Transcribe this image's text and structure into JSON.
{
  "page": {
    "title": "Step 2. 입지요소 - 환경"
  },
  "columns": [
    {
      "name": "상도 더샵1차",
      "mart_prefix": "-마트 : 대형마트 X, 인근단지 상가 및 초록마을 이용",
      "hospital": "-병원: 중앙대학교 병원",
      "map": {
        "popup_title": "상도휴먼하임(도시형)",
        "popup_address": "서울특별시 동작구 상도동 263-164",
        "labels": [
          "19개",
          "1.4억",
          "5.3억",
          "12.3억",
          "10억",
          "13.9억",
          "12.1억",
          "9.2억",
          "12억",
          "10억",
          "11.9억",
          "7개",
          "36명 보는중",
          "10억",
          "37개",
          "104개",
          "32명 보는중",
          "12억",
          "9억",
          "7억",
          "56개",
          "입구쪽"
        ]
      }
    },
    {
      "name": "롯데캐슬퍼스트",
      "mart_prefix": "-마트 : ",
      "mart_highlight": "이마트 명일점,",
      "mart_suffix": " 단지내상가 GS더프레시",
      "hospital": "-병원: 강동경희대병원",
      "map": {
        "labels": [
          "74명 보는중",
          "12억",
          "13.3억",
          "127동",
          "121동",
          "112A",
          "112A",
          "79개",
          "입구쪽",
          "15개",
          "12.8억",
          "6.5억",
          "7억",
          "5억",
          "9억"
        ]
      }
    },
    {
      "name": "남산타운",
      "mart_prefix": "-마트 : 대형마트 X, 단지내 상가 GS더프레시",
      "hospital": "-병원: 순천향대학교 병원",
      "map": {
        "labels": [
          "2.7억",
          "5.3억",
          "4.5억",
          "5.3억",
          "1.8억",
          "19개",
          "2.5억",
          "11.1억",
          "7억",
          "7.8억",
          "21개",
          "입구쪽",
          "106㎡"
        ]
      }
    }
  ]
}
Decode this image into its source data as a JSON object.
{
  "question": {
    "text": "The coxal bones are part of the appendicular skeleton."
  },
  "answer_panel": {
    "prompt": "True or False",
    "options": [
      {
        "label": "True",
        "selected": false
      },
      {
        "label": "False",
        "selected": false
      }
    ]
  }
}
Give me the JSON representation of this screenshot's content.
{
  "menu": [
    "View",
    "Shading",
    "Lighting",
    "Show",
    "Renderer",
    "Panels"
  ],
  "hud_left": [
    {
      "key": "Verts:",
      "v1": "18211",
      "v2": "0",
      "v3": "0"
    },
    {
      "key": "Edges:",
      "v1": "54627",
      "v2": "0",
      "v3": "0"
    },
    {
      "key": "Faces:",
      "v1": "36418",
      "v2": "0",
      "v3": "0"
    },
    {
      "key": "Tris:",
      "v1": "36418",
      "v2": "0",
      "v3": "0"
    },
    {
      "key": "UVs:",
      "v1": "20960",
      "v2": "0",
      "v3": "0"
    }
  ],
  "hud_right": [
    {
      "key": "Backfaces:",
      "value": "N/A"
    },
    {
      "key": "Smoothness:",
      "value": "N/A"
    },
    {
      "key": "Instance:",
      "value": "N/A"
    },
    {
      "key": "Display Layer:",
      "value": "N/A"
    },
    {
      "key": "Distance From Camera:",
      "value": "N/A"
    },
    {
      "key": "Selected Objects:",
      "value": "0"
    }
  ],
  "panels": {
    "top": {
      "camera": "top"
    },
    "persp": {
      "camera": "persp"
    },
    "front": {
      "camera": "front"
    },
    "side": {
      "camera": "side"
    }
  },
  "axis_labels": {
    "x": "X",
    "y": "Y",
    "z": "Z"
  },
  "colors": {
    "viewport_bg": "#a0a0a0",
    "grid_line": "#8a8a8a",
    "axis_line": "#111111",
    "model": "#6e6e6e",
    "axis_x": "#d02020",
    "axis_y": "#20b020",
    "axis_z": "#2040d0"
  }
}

|---|

WRITTEN TASK:
Reproduce all data above, unchanged.

RESPONSE TO THIS EXERCISE:
Transcribe this image's text and structure into JSON.
{
  "page": {
    "title": "Step 2. 입지요소 - 환경"
  },
  "columns": [
    {
      "name": "상도 더샵1차",
      "mart_prefix": "-마트 : 대형마트 X, 인근단지 상가 및 초록마을 이용",
      "hospital": "-병원: 중앙대학교 병원",
      "map": {
        "popup_title": "상도휴먼하임(도시형)",
        "popup_address": "서울특별시 동작구 상도동 263-164",
        "labels": [
          "19개",
          "1.4억",
          "5.3억",
          "12.3억",
          "10억",
          "13.9억",
          "12.1억",
          "9.2억",
          "12억",
          "10억",
          "11.9억",
          "7개",
          "36명 보는중",
          "10억",
          "37개",
          "104개",
          "32명 보는중",
          "12억",
          "9억",
          "7억",
          "56개",
          "입구쪽"
        ]
      }
    },
    {
      "name": "롯데캐슬퍼스트",
      "mart_prefix": "-마트 : ",
      "mart_highlight": "이마트 명일점,",
      "mart_suffix": " 단지내상가 GS더프레시",
      "hospital": "-병원: 강동경희대병원",
      "map": {
        "labels": [
          "74명 보는중",
          "12억",
          "13.3억",
          "127동",
          "121동",
          "112A",
          "112A",
          "79개",
          "입구쪽",
          "15개",
          "12.8억",
          "6.5억",
          "7억",
          "5억",
          "9억"
        ]
      }
    },
    {
      "name": "남산타운",
      "mart_prefix": "-마트 : 대형마트 X, 단지내 상가 GS더프레시",
      "hospital": "-병원: 순천향대학교 병원",
      "map": {
        "labels": [
          "2.7억",
          "5.3억",
          "4.5억",
          "5.3억",
          "1.8억",
          "19개",
          "2.5억",
          "11.1억",
          "7억",
          "7.8억",
          "21개",
          "입구쪽",
          "106㎡"
        ]
      }
    }
  ]
}
Decode this image into its source data as a JSON object.
{
  "question": {
    "text": "The coxal bones are part of the appendicular skeleton."
  },
  "answer_panel": {
    "prompt": "True or False",
    "options": [
      {
        "label": "True",
        "selected": false
      },
      {
        "label": "False",
        "selected": false
      }
    ]
  }
}
Give me the JSON representation of this screenshot's content.
{
  "menu": [
    "View",
    "Shading",
    "Lighting",
    "Show",
    "Renderer",
    "Panels"
  ],
  "hud_left": [
    {
      "key": "Verts:",
      "v1": "18211",
      "v2": "0",
      "v3": "0"
    },
    {
      "key": "Edges:",
      "v1": "54627",
      "v2": "0",
      "v3": "0"
    },
    {
      "key": "Faces:",
      "v1": "36418",
      "v2": "0",
      "v3": "0"
    },
    {
      "key": "Tris:",
      "v1": "36418",
      "v2": "0",
      "v3": "0"
    },
    {
      "key": "UVs:",
      "v1": "20960",
      "v2": "0",
      "v3": "0"
    }
  ],
  "hud_right": [
    {
      "key": "Backfaces:",
      "value": "N/A"
    },
    {
      "key": "Smoothness:",
      "value": "N/A"
    },
    {
      "key": "Instance:",
      "value": "N/A"
    },
    {
      "key": "Display Layer:",
      "value": "N/A"
    },
    {
      "key": "Distance From Camera:",
      "value": "N/A"
    },
    {
      "key": "Selected Objects:",
      "value": "0"
    }
  ],
  "panels": {
    "top": {
      "camera": "top"
    },
    "persp": {
      "camera": "persp"
    },
    "front": {
      "camera": "front"
    },
    "side": {
      "camera": "side"
    }
  },
  "axis_labels": {
    "x": "X",
    "y": "Y",
    "z": "Z"
  },
  "colors": {
    "viewport_bg": "#a0a0a0",
    "grid_line": "#8a8a8a",
    "axis_line": "#111111",
    "model": "#6e6e6e",
    "axis_x": "#d02020",
    "axis_y": "#20b020",
    "axis_z": "#2040d0"
  }
}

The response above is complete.